TASK INSTRUCTIONS: Reproduce the records below line for line, changing nothing.

THE INPUT:

- - - - -

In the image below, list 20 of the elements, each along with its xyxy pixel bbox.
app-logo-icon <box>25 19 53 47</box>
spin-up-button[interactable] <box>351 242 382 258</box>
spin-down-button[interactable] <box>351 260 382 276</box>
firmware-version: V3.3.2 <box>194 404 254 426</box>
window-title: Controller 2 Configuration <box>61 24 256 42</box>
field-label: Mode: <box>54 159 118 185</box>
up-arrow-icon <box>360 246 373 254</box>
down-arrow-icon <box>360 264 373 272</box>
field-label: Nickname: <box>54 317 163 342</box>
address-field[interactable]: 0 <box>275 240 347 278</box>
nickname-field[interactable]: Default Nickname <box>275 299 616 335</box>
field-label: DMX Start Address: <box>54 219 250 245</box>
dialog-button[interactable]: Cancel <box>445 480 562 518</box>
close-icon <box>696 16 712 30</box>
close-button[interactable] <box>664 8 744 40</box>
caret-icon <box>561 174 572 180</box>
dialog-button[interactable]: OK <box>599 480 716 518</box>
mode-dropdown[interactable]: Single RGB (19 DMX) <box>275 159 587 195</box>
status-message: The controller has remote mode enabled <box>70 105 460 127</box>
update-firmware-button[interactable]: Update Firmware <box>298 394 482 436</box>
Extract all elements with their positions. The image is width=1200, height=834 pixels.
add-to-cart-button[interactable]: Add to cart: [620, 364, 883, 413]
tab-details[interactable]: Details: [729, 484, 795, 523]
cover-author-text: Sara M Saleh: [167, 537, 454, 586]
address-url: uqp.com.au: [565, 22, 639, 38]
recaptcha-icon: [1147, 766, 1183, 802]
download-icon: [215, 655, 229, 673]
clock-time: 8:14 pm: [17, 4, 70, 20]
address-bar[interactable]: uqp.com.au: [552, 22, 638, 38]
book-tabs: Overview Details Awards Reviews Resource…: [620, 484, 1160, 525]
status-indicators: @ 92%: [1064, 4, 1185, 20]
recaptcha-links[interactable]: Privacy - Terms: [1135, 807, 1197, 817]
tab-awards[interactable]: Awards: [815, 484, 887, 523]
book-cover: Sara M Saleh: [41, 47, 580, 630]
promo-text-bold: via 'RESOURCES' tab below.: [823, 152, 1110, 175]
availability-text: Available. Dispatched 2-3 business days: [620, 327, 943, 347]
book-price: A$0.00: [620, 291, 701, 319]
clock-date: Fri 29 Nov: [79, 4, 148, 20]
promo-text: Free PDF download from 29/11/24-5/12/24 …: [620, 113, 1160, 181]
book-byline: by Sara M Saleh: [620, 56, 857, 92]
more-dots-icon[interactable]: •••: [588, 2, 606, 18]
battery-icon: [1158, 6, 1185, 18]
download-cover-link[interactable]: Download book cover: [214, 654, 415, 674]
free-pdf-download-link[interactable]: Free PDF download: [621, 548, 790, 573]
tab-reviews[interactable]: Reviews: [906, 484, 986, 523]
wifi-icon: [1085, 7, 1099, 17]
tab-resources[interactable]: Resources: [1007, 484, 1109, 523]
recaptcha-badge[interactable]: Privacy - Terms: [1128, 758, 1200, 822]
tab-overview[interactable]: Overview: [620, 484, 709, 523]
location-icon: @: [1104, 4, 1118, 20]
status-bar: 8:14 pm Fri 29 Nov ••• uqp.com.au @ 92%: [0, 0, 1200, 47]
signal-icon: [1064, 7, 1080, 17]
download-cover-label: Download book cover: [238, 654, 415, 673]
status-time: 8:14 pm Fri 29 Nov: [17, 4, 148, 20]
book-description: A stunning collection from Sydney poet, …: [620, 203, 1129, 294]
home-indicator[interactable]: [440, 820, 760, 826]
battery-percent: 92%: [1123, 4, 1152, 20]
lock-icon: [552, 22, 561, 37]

- - - - -

RESULT:
In the image below, list 20 of the elements, each along with its xyxy pixel bbox.
app-logo-icon <box>25 19 53 47</box>
spin-up-button[interactable] <box>351 242 382 258</box>
spin-down-button[interactable] <box>351 260 382 276</box>
firmware-version: V3.3.2 <box>194 404 254 426</box>
window-title: Controller 2 Configuration <box>61 24 256 42</box>
field-label: Mode: <box>54 159 118 185</box>
up-arrow-icon <box>360 246 373 254</box>
down-arrow-icon <box>360 264 373 272</box>
field-label: Nickname: <box>54 317 163 342</box>
address-field[interactable]: 0 <box>275 240 347 278</box>
nickname-field[interactable]: Default Nickname <box>275 299 616 335</box>
field-label: DMX Start Address: <box>54 219 250 245</box>
dialog-button[interactable]: Cancel <box>445 480 562 518</box>
close-icon <box>696 16 712 30</box>
close-button[interactable] <box>664 8 744 40</box>
caret-icon <box>561 174 572 180</box>
dialog-button[interactable]: OK <box>599 480 716 518</box>
mode-dropdown[interactable]: Single RGB (19 DMX) <box>275 159 587 195</box>
status-message: The controller has remote mode enabled <box>70 105 460 127</box>
update-firmware-button[interactable]: Update Firmware <box>298 394 482 436</box>
Extract all elements with their positions. The image is width=1200, height=834 pixels.
add-to-cart-button[interactable]: Add to cart: [620, 364, 883, 413]
tab-details[interactable]: Details: [729, 484, 795, 523]
cover-author-text: Sara M Saleh: [167, 537, 454, 586]
address-url: uqp.com.au: [565, 22, 639, 38]
recaptcha-icon: [1147, 766, 1183, 802]
download-icon: [215, 655, 229, 673]
clock-time: 8:14 pm: [17, 4, 70, 20]
address-bar[interactable]: uqp.com.au: [552, 22, 638, 38]
book-tabs: Overview Details Awards Reviews Resource…: [620, 484, 1160, 525]
status-indicators: @ 92%: [1064, 4, 1185, 20]
recaptcha-links[interactable]: Privacy - Terms: [1135, 807, 1197, 817]
tab-awards[interactable]: Awards: [815, 484, 887, 523]
book-cover: Sara M Saleh: [41, 47, 580, 630]
promo-text-bold: via 'RESOURCES' tab below.: [823, 152, 1110, 175]
availability-text: Available. Dispatched 2-3 business days: [620, 327, 943, 347]
book-price: A$0.00: [620, 291, 701, 319]
clock-date: Fri 29 Nov: [79, 4, 148, 20]
promo-text: Free PDF download from 29/11/24-5/12/24 …: [620, 113, 1160, 181]
book-byline: by Sara M Saleh: [620, 56, 857, 92]
more-dots-icon[interactable]: •••: [588, 2, 606, 18]
battery-icon: [1158, 6, 1185, 18]
download-cover-link[interactable]: Download book cover: [214, 654, 415, 674]
free-pdf-download-link[interactable]: Free PDF download: [621, 548, 790, 573]
tab-reviews[interactable]: Reviews: [906, 484, 986, 523]
wifi-icon: [1085, 7, 1099, 17]
tab-resources[interactable]: Resources: [1007, 484, 1109, 523]
recaptcha-badge[interactable]: Privacy - Terms: [1128, 758, 1200, 822]
tab-overview[interactable]: Overview: [620, 484, 709, 523]
location-icon: @: [1104, 4, 1118, 20]
status-bar: 8:14 pm Fri 29 Nov ••• uqp.com.au @ 92%: [0, 0, 1200, 47]
signal-icon: [1064, 7, 1080, 17]
download-cover-label: Download book cover: [238, 654, 415, 673]
status-time: 8:14 pm Fri 29 Nov: [17, 4, 148, 20]
book-description: A stunning collection from Sydney poet, …: [620, 203, 1129, 294]
home-indicator[interactable]: [440, 820, 760, 826]
battery-percent: 92%: [1123, 4, 1152, 20]
lock-icon: [552, 22, 561, 37]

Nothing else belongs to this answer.